- [SET TASK]:
Comb the records below for the string "JSON" and copy each line where it turns up.
* START *
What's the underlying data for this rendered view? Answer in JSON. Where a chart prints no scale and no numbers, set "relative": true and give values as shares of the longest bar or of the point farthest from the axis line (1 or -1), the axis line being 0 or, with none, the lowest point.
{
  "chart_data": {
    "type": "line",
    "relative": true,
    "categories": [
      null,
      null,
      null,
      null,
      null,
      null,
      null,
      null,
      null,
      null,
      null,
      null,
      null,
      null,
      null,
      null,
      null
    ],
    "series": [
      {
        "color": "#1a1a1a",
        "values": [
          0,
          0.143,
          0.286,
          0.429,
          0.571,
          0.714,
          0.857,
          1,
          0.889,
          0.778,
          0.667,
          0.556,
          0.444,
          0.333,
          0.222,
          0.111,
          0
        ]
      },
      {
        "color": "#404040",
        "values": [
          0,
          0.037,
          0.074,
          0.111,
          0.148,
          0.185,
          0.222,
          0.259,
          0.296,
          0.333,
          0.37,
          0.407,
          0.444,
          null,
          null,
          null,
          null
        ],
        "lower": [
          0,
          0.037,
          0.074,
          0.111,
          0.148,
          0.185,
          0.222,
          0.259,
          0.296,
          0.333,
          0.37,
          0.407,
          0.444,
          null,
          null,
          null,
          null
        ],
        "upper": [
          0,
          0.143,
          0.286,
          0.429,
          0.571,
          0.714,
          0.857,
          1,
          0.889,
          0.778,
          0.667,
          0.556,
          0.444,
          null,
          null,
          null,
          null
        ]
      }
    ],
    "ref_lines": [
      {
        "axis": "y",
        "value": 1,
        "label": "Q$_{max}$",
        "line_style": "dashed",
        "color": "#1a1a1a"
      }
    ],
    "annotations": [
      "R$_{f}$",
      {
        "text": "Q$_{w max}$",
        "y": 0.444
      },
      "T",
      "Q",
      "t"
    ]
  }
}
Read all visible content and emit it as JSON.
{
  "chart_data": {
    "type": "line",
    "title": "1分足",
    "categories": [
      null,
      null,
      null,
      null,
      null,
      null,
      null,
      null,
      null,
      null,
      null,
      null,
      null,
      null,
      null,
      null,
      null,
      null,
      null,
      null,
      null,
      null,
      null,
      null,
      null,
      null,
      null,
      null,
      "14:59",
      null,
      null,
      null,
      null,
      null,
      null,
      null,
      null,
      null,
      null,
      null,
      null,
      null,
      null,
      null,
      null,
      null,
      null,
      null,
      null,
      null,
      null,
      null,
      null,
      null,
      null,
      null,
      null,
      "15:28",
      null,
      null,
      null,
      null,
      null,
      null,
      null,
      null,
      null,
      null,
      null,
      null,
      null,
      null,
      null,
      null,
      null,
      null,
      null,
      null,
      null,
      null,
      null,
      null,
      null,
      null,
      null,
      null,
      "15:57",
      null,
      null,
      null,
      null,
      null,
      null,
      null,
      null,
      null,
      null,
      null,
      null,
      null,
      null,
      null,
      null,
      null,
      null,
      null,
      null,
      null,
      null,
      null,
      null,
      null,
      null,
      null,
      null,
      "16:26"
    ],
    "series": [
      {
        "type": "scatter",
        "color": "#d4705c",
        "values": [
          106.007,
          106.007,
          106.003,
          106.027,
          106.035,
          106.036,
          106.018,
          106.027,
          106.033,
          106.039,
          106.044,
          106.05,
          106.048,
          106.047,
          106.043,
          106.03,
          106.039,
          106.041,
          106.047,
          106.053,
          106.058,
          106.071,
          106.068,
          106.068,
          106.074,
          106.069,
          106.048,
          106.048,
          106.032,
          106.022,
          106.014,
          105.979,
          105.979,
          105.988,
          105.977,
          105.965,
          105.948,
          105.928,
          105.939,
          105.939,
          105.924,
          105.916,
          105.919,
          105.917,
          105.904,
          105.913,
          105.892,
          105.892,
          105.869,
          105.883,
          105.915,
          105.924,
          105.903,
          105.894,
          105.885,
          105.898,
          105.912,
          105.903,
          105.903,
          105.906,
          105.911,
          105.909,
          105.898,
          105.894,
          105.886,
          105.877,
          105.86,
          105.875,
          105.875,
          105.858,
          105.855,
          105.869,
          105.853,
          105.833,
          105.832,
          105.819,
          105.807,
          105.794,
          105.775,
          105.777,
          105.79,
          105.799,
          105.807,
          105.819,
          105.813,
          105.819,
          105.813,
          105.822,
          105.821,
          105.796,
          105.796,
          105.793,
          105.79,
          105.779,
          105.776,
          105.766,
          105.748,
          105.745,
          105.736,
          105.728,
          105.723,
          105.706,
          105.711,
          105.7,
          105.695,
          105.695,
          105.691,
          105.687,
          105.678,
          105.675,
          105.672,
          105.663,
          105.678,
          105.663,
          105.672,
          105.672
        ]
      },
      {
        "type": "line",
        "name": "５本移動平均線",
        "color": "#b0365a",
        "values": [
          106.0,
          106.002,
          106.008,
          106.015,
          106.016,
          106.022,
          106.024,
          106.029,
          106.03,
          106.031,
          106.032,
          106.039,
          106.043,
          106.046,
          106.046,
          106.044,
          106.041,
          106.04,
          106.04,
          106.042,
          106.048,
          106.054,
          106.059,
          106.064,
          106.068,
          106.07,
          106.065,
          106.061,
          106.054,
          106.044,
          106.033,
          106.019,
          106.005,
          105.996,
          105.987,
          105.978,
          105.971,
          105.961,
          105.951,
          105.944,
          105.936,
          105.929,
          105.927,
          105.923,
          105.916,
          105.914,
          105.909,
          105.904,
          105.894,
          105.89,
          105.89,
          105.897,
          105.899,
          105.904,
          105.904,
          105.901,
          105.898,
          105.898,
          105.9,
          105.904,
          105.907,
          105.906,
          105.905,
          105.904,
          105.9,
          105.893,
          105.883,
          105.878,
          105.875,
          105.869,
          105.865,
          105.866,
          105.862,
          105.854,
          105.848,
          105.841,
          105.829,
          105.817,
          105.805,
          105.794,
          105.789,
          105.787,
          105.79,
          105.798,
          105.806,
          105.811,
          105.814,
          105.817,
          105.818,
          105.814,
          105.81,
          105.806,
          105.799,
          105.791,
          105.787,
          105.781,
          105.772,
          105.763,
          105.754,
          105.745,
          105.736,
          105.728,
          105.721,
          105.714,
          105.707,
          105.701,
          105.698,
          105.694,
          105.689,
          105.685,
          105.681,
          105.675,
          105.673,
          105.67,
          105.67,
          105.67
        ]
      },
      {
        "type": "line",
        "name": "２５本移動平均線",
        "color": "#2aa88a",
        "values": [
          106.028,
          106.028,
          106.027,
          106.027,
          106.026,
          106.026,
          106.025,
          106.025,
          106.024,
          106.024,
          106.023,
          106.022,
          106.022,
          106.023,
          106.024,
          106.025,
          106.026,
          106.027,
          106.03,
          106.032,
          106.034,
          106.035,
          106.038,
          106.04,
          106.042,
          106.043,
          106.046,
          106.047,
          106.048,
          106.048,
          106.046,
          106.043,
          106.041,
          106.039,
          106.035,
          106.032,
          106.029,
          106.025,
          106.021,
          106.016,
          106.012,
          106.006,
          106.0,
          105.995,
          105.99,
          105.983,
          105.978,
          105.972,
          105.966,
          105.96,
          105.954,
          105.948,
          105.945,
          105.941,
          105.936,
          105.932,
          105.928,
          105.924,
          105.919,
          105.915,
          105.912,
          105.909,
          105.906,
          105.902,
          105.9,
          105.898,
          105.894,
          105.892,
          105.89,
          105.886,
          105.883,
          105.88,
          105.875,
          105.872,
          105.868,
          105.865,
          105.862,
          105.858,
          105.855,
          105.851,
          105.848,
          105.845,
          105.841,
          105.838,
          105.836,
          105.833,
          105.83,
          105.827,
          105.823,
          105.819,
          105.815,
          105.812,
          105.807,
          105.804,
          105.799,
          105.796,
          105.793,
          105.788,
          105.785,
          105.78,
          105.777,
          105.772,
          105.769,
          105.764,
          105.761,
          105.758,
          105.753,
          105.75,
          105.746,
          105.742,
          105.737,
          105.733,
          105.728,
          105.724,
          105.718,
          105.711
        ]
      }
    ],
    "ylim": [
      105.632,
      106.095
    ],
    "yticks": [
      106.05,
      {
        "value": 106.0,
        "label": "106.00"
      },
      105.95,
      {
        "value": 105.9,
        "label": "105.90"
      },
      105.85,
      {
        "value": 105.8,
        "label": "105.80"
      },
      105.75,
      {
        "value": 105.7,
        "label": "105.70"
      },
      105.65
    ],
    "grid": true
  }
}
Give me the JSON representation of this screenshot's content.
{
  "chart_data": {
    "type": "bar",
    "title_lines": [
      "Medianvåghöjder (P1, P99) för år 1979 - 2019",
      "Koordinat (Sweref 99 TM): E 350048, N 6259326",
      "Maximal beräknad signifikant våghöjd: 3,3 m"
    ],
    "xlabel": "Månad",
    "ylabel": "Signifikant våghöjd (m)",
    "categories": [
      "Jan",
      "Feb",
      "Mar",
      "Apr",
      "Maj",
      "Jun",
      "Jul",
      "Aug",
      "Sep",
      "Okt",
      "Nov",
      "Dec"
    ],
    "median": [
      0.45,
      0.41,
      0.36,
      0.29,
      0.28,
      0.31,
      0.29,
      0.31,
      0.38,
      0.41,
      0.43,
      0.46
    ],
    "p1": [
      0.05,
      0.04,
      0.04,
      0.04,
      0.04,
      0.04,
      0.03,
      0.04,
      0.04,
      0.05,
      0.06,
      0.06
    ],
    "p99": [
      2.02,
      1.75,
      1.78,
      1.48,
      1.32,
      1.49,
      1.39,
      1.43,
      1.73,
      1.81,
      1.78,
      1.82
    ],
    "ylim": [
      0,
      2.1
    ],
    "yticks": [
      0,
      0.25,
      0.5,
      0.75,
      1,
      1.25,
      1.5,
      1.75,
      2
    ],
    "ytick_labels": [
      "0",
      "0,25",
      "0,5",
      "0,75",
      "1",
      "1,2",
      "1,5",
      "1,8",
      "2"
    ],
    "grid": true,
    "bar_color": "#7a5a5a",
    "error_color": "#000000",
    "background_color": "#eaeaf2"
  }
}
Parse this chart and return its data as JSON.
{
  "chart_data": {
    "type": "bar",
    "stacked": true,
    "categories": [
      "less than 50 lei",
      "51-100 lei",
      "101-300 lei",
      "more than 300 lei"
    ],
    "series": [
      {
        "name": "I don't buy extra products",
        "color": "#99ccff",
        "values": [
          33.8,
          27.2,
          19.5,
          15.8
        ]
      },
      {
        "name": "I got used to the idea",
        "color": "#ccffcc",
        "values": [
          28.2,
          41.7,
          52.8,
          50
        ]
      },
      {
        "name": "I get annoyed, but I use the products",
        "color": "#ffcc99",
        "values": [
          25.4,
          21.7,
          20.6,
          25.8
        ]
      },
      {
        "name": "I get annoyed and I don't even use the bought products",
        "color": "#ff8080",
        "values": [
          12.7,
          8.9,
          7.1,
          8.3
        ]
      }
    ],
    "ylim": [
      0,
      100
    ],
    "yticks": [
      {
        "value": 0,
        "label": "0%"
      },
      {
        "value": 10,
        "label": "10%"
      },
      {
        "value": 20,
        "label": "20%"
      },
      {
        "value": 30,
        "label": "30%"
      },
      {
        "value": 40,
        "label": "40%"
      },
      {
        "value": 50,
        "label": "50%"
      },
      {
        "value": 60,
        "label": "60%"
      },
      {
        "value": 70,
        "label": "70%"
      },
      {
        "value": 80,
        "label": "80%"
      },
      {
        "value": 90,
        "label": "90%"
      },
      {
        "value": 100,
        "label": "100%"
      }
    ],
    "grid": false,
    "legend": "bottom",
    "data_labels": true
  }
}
* END *
- [COMPLETE RESPONSE]:
What's the underlying data for this rendered view? Answer in JSON. Where a chart prints no scale and no numbers, set "relative": true and give values as shares of the longest bar or of the point farthest from the axis line (1 or -1), the axis line being 0 or, with none, the lowest point.
Read all visible content and emit it as JSON.
Give me the JSON representation of this screenshot's content.
Parse this chart and return its data as JSON.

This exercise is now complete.